◆ **GIVEN PROBLEM**
Give every entry again, unchanged, and leave its images out.

◆ **GIVEN RECORDS**
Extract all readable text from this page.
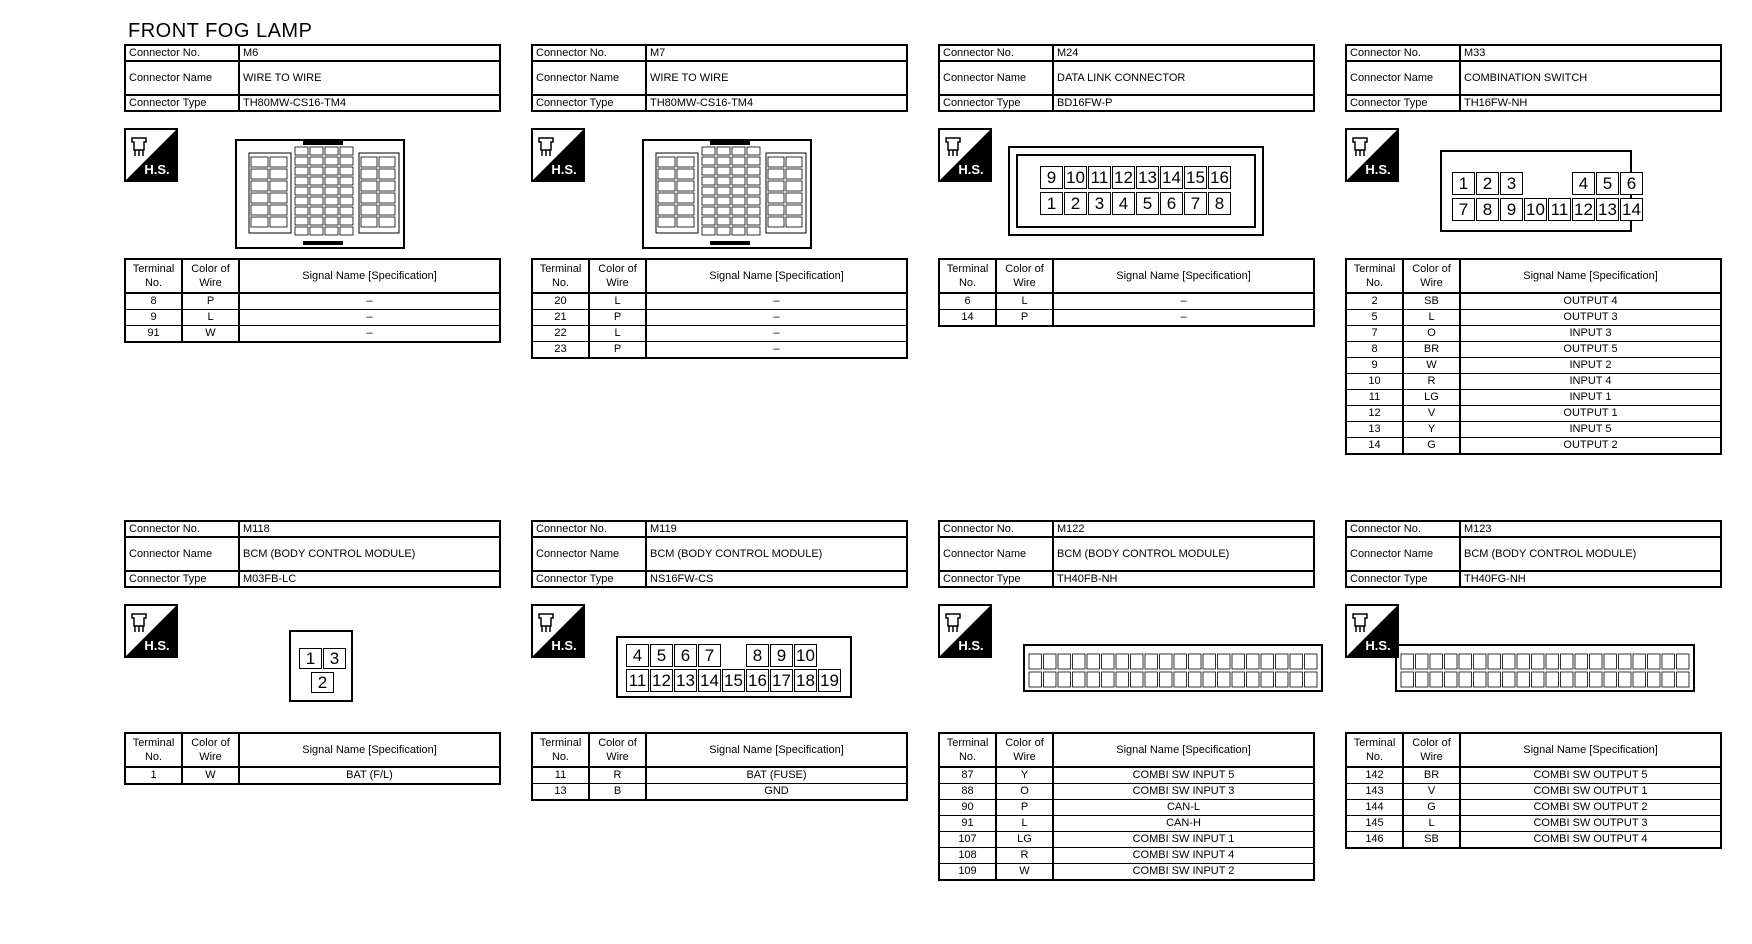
FRONT FOG LAMP
Connector No.	M6
Connector Name	WIRE TO WIRE
Connector Type	TH80MW-CS16-TM4
H.S.
Terminal No.	Color of Wire	Signal Name [Specification]
8	P	–
9	L	–
91	W	–
Connector No.	M7
Connector Name	WIRE TO WIRE
Connector Type	TH80MW-CS16-TM4
H.S.
Terminal No.	Color of Wire	Signal Name [Specification]
20	L	–
21	P	–
22	L	–
23	P	–
Connector No.	M24
Connector Name	DATA LINK CONNECTOR
Connector Type	BD16FW-P
H.S.	9 10 11 12 13 14 15 16
1 2 3 4 5 6 7 8
Terminal No.	Color of Wire	Signal Name [Specification]
6	L	–
14	P	–
Connector No.	M33
Connector Name	COMBINATION SWITCH
Connector Type	TH16FW-NH
H.S.
1 2 3	4 5 6
7 8 9 10 11 12 13 14
Terminal No.	Color of Wire	Signal Name [Specification]
2	SB	OUTPUT 4
5	L	OUTPUT 3
7	O	INPUT 3
8	BR	OUTPUT 5
9	W	INPUT 2
10	R	INPUT 4
11	LG	INPUT 1
12	V	OUTPUT 1
13	Y	INPUT 5
14	G	OUTPUT 2
Connector No.	M118
Connector Name	BCM (BODY CONTROL MODULE)
Connector Type	M03FB-LC
H.S.
1 3
2
Terminal No.	Color of Wire	Signal Name [Specification]
1	W	BAT (F/L)
Connector No.	M119
Connector Name	BCM (BODY CONTROL MODULE)
Connector Type	NS16FW-CS
H.S.
4 5 6 7	8 9 10
11 12 13 14 15 16 17 18 19
Terminal No.	Color of Wire	Signal Name [Specification]
11	R	BAT (FUSE)
13	B	GND
Connector No.	M122
Connector Name	BCM (BODY CONTROL MODULE)
Connector Type	TH40FB-NH
H.S.
Terminal No.	Color of Wire	Signal Name [Specification]
87	Y	COMBI SW INPUT 5
88	O	COMBI SW INPUT 3
90	P	CAN-L
91	L	CAN-H
107	LG	COMBI SW INPUT 1
108	R	COMBI SW INPUT 4
109	W	COMBI SW INPUT 2
Connector No.	M123
Connector Name	BCM (BODY CONTROL MODULE)
Connector Type	TH40FG-NH
H.S.
Terminal No.	Color of Wire	Signal Name [Specification]
142	BR	COMBI SW OUTPUT 5
143	V	COMBI SW OUTPUT 1
144	G	COMBI SW OUTPUT 2
145	L	COMBI SW OUTPUT 3
146	SB	COMBI SW OUTPUT 4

◆ **EXERCISE SOLUTION**
Extract all readable text from this page.
FRONT FOG LAMP
Connector No.	M6
Connector Name	WIRE TO WIRE
Connector Type	TH80MW-CS16-TM4
H.S.
Terminal No.	Color of Wire	Signal Name [Specification]
8	P	–
9	L	–
91	W	–
Connector No.	M7
Connector Name	WIRE TO WIRE
Connector Type	TH80MW-CS16-TM4
H.S.
Terminal No.	Color of Wire	Signal Name [Specification]
20	L	–
21	P	–
22	L	–
23	P	–
Connector No.	M24
Connector Name	DATA LINK CONNECTOR
Connector Type	BD16FW-P
H.S.	9 10 11 12 13 14 15 16
1 2 3 4 5 6 7 8
Terminal No.	Color of Wire	Signal Name [Specification]
6	L	–
14	P	–
Connector No.	M33
Connector Name	COMBINATION SWITCH
Connector Type	TH16FW-NH
H.S.
1 2 3	4 5 6
7 8 9 10 11 12 13 14
Terminal No.	Color of Wire	Signal Name [Specification]
2	SB	OUTPUT 4
5	L	OUTPUT 3
7	O	INPUT 3
8	BR	OUTPUT 5
9	W	INPUT 2
10	R	INPUT 4
11	LG	INPUT 1
12	V	OUTPUT 1
13	Y	INPUT 5
14	G	OUTPUT 2
Connector No.	M118
Connector Name	BCM (BODY CONTROL MODULE)
Connector Type	M03FB-LC
H.S.
1 3
2
Terminal No.	Color of Wire	Signal Name [Specification]
1	W	BAT (F/L)
Connector No.	M119
Connector Name	BCM (BODY CONTROL MODULE)
Connector Type	NS16FW-CS
H.S.
4 5 6 7	8 9 10
11 12 13 14 15 16 17 18 19
Terminal No.	Color of Wire	Signal Name [Specification]
11	R	BAT (FUSE)
13	B	GND
Connector No.	M122
Connector Name	BCM (BODY CONTROL MODULE)
Connector Type	TH40FB-NH
H.S.
Terminal No.	Color of Wire	Signal Name [Specification]
87	Y	COMBI SW INPUT 5
88	O	COMBI SW INPUT 3
90	P	CAN-L
91	L	CAN-H
107	LG	COMBI SW INPUT 1
108	R	COMBI SW INPUT 4
109	W	COMBI SW INPUT 2
Connector No.	M123
Connector Name	BCM (BODY CONTROL MODULE)
Connector Type	TH40FG-NH
H.S.
Terminal No.	Color of Wire	Signal Name [Specification]
142	BR	COMBI SW OUTPUT 5
143	V	COMBI SW OUTPUT 1
144	G	COMBI SW OUTPUT 2
145	L	COMBI SW OUTPUT 3
146	SB	COMBI SW OUTPUT 4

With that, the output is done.